_Your instructions_
Go through the material and tally the lines containing the string "Botanicae". Give the total alone.

(Data entries)
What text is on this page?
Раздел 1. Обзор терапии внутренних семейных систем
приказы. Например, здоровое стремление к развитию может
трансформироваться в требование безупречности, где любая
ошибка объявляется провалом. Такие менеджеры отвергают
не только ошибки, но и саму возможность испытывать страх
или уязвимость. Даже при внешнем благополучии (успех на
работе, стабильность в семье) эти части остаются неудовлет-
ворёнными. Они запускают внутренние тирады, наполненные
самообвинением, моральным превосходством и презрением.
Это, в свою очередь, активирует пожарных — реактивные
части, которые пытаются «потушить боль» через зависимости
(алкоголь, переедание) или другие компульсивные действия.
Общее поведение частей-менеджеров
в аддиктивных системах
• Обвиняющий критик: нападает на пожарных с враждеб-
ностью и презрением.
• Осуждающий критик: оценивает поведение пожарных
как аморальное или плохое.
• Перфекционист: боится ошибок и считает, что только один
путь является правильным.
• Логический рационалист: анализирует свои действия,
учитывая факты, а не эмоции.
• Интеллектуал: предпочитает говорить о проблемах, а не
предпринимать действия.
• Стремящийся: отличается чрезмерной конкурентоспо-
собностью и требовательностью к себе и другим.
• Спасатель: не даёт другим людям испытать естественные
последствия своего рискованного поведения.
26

---

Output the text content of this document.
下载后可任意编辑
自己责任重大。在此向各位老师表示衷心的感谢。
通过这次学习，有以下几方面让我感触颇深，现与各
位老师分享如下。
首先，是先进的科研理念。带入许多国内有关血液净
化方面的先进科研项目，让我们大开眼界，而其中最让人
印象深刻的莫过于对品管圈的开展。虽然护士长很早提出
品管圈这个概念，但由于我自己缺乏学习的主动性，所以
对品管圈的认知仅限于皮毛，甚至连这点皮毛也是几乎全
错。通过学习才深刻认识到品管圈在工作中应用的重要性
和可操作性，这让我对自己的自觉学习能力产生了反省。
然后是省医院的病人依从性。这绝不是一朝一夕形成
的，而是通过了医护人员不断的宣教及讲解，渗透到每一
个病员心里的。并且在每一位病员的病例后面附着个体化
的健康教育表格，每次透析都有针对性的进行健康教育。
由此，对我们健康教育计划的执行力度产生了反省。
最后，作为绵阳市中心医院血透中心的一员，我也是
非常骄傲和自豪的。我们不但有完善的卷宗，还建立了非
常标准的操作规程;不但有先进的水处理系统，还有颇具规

---

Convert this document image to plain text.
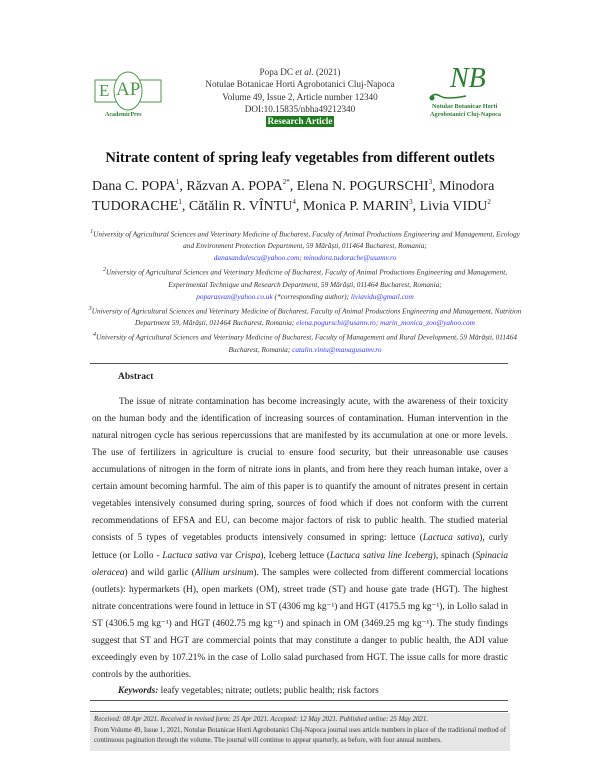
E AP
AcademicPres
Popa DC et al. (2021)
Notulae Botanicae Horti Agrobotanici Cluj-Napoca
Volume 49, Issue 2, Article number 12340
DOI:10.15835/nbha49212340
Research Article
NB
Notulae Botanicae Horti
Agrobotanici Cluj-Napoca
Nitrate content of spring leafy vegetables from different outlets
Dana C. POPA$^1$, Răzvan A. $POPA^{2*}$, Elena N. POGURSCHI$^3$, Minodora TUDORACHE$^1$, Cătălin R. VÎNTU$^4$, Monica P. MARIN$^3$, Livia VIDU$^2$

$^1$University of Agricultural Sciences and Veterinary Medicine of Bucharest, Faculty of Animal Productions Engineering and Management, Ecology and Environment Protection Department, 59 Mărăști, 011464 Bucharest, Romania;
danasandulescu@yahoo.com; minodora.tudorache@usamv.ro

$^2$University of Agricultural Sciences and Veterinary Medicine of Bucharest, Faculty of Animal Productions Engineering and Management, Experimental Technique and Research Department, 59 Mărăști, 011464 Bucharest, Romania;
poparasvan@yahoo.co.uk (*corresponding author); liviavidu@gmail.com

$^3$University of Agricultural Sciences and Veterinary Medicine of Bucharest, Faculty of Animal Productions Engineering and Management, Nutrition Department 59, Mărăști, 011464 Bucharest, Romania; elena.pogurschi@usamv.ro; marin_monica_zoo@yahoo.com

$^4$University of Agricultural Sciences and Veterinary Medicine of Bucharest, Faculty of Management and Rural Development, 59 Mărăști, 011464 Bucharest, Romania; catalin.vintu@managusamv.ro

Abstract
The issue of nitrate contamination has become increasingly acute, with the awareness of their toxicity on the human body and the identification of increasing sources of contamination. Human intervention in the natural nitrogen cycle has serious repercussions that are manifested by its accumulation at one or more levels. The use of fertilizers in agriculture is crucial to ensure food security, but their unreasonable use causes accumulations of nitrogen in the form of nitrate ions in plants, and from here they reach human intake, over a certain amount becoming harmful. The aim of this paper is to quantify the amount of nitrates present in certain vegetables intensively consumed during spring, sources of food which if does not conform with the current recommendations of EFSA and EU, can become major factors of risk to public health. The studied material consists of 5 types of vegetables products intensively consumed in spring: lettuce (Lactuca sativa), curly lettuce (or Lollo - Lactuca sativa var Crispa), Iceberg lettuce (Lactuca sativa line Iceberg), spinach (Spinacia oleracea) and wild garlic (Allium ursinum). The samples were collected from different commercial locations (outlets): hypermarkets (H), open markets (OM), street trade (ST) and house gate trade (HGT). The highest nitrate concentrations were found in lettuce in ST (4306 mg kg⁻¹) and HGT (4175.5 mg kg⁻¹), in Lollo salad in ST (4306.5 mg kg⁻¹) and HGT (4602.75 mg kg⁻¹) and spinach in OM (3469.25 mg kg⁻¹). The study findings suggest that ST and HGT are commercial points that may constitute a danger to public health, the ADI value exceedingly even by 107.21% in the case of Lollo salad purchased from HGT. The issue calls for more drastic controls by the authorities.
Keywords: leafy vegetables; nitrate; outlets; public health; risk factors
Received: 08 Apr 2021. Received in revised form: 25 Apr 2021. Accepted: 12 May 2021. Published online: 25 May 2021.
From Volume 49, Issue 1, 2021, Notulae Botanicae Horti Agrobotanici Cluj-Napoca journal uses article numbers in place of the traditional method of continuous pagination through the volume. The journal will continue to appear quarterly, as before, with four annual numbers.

_The result_
3